*** Opening of EXTRACT PROVIDED ***

Projections of an Earnings Upsurge Are Too Rosy, BlackRock Warns

Big tech mega caps skew the profits picture, and stripping them out makes the outlook flat.



Analysts project that second quarter earnings will be bad, but that corporate profits should improve later in the year. BlackRock Investment Institute, the asset manager’s think tank, begs to differ.

The analysts’ consensus for 2023’s recently completed second period is for a drop in S&P 500 earnings of 7.0% from the year-prior quarter, according to FactSet Research. This would mark a third consecutive quarterly decline.

But then things will move into positive territory, by the analysts’ reckoning: A small increase in the third quarter, 0.1%, and then a much more robust final quarter, 7.6%. Due to the negative results in the year’s first two quarters, the results for the full year would be slightly positive, 0.6%. What about 2024? A solid 12.4%.

Not so fast, says BlackRock. If you remove the top seven companies by market cap—headed by Apple and including such giants as Microsoft and Amazon—then the outlook for the remaining 493 is flat.

The so-called Magnificent Seven claim $11 trillion of the broader index’s $38 trillion in market value, or 29%, Bank of America Securities estimated. Plus, the seven account for 73% of the S&P 500’s gains in the first half, the firm calculated.

BlackRock pointed out that overall profit margins have contracted since last year, as the post-pandemic economy moved more toward the service sector, which has lower profitability than goods production. As a percent of gross domestic product, corporate profits dropped to minus 4.1% in the first quarter, from positive 6.6% last year and plus 22.6% in 2021, per the U.S. Bureau of Economic Analysis.

This has happened in the face of Federal Reserve rate raises and a tight labor market, BlackRock noted: “If rate hikes are not squeezing the labor market, where will the squeeze come from? Corporate profit margins, we believe, as wage gains and still-solid employment take a bigger toll on margins than in the past.”

Of course, the profit situation is buoyant for the Magnificent Seven. They have not yet released their results for the second quarter, but forecasts are upbeat. Microsoft, for instance, is expected to log a 14.3% year-over-year boost in earnings per share when it reports on July 26.

BofA, unlike many Wall Street houses, expects a mild recession to take place later this year. BlackRock does not go that far, but in its mid-year investment review, it predicted a “growth slowdown” beginning by year-end: “We think earnings will come under more pressure in the second half of the year. We think this macro environment is not a friendly one for broad asset class exposures,” meaning the S&P 500 sans the Magnificent Seven.

*** Close of EXTRACT PROVIDED ***
*** Opening of SUPPLIED INFORMATION ***

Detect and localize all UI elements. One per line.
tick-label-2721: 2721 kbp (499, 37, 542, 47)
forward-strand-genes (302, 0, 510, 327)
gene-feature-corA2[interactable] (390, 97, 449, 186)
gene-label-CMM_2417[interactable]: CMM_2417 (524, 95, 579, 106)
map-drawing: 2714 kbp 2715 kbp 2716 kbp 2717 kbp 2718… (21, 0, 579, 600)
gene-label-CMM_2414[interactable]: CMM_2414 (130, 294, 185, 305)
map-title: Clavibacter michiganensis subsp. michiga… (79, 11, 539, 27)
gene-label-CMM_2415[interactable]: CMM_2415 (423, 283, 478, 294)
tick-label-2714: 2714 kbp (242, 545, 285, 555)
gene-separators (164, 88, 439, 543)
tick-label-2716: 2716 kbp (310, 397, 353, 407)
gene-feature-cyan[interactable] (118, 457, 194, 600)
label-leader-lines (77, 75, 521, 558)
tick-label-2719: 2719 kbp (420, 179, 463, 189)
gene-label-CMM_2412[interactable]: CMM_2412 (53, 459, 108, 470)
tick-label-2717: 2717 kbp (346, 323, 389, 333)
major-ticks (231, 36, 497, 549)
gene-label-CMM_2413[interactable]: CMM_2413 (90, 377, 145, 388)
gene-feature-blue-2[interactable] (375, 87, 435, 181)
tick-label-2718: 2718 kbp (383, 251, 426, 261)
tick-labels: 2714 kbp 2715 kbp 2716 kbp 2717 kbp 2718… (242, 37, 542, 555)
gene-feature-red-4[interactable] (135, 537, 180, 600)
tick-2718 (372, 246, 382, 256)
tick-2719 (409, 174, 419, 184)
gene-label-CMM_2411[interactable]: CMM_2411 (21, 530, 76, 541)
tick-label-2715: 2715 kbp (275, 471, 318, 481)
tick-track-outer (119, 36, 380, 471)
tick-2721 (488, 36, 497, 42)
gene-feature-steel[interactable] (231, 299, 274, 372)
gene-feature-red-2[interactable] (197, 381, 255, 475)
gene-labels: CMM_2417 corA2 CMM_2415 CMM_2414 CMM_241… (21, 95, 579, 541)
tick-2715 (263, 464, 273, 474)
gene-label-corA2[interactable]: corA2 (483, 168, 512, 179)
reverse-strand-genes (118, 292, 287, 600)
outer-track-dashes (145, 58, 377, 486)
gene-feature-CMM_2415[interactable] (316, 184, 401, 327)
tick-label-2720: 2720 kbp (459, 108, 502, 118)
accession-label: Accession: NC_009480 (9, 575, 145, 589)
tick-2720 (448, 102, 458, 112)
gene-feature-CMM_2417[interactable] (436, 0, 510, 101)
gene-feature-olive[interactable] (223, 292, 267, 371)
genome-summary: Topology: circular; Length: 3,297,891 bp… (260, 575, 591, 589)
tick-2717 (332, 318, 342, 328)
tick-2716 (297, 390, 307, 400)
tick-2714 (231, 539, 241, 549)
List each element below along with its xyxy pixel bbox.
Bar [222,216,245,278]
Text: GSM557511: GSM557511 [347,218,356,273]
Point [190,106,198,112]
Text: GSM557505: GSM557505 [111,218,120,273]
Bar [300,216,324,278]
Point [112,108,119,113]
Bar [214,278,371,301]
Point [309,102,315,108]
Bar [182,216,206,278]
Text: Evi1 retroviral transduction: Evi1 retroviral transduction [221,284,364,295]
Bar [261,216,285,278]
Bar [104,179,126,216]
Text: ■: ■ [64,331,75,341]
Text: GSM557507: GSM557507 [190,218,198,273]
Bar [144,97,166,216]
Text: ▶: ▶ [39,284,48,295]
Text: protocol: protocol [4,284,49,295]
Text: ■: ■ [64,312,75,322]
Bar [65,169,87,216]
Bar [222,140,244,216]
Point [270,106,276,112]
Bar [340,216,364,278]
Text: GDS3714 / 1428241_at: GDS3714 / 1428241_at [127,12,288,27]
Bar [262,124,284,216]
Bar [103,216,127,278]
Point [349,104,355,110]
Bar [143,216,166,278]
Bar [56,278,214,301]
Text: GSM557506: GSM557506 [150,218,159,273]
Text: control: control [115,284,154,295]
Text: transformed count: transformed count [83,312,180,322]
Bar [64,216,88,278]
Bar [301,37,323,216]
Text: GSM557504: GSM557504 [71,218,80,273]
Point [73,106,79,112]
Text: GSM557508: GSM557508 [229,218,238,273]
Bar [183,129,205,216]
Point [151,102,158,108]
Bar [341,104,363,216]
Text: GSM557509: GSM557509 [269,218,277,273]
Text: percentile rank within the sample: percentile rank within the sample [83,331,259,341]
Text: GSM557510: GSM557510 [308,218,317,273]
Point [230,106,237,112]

*** Close of SUPPLIED INFORMATION ***

■ ACTIVITIES ■
1 - Using the BlackRock earnings article, answer the following:
(a) According to FactSet Research, what change in S&P 500 earnings does the analysts' consensus expect for the second quarter of 2023 compared with the year-prior quarter?
(b) What share of the S&P 500's first-half gains did Bank of America Securities calculate the Magnificent Seven accounted for?
(c) What year-over-year increase in earnings per share is Microsoft expected to report, and on what date?
2 - Reproduce the BlackRock earnings article verbatim, everything from "Projections of an" down to "begs to differ.".

■ OUTPUTS IN ORDER ■
1 -
(a) A drop of 7.0%.
(b) 73%.
(c) An increase of 14.3%, reported on July 26.

2 -
Projections of an Earnings Upsurge Are Too Rosy, BlackRock Warns

Big tech mega caps skew the profits picture, and stripping them out makes the outlook flat.



Analysts project that second quarter earnings will be bad, but that corporate profits should improve later in the year. BlackRock Investment Institute, the asset manager’s think tank, begs to differ.